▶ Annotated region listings
..........
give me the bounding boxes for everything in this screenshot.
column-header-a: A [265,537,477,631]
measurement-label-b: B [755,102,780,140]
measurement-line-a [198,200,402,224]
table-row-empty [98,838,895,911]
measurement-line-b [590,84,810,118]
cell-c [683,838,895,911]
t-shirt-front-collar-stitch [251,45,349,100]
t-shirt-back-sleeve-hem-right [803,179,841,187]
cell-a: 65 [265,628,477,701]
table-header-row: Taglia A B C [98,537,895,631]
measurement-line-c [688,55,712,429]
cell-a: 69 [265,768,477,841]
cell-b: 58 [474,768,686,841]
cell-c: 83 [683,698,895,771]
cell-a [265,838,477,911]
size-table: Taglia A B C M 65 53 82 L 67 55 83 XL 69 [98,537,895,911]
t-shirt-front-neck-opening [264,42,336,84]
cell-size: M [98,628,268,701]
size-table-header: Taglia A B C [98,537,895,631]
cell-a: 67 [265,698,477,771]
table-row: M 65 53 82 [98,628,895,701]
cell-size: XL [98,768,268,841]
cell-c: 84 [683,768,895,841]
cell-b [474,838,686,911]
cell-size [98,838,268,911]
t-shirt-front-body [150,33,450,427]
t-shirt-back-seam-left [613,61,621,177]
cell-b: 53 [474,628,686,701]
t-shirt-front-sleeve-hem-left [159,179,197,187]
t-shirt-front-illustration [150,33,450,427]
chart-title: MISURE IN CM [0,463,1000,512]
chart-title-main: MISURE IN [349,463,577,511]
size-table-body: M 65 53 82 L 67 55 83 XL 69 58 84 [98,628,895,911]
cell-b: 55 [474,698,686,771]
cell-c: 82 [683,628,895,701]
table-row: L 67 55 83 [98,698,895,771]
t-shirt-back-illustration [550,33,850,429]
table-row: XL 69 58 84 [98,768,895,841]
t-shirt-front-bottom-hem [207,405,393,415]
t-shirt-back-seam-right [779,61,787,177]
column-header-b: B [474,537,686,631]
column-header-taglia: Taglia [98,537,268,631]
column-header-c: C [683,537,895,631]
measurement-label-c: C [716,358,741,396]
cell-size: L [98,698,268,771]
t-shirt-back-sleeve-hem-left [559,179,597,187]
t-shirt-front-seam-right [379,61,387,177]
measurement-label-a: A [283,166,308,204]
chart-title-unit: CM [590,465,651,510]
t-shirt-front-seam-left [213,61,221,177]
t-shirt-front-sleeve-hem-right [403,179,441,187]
..........
▶ Your task
Retype every line of the items above with no changes.

▶ Reply to the task
give me the bounding boxes for everything in this screenshot.
column-header-a: A [265,537,477,631]
measurement-label-b: B [755,102,780,140]
measurement-line-a [198,200,402,224]
table-row-empty [98,838,895,911]
measurement-line-b [590,84,810,118]
cell-c [683,838,895,911]
t-shirt-front-collar-stitch [251,45,349,100]
t-shirt-back-sleeve-hem-right [803,179,841,187]
cell-a: 65 [265,628,477,701]
table-header-row: Taglia A B C [98,537,895,631]
measurement-line-c [688,55,712,429]
cell-a: 69 [265,768,477,841]
cell-b: 58 [474,768,686,841]
cell-c: 83 [683,698,895,771]
cell-a [265,838,477,911]
size-table: Taglia A B C M 65 53 82 L 67 55 83 XL 69 [98,537,895,911]
t-shirt-front-neck-opening [264,42,336,84]
cell-size: M [98,628,268,701]
size-table-header: Taglia A B C [98,537,895,631]
cell-a: 67 [265,698,477,771]
table-row: M 65 53 82 [98,628,895,701]
cell-size: XL [98,768,268,841]
cell-c: 84 [683,768,895,841]
cell-b [474,838,686,911]
cell-size [98,838,268,911]
t-shirt-front-body [150,33,450,427]
t-shirt-back-seam-left [613,61,621,177]
cell-b: 53 [474,628,686,701]
t-shirt-front-sleeve-hem-left [159,179,197,187]
t-shirt-front-illustration [150,33,450,427]
chart-title: MISURE IN CM [0,463,1000,512]
chart-title-main: MISURE IN [349,463,577,511]
size-table-body: M 65 53 82 L 67 55 83 XL 69 58 84 [98,628,895,911]
cell-b: 55 [474,698,686,771]
cell-c: 82 [683,628,895,701]
table-row: L 67 55 83 [98,698,895,771]
t-shirt-back-illustration [550,33,850,429]
table-row: XL 69 58 84 [98,768,895,841]
t-shirt-front-bottom-hem [207,405,393,415]
t-shirt-back-seam-right [779,61,787,177]
column-header-b: B [474,537,686,631]
column-header-taglia: Taglia [98,537,268,631]
column-header-c: C [683,537,895,631]
measurement-label-c: C [716,358,741,396]
cell-size: L [98,698,268,771]
t-shirt-back-sleeve-hem-left [559,179,597,187]
t-shirt-front-seam-right [379,61,387,177]
measurement-label-a: A [283,166,308,204]
chart-title-unit: CM [590,465,651,510]
t-shirt-front-seam-left [213,61,221,177]
t-shirt-front-sleeve-hem-right [403,179,441,187]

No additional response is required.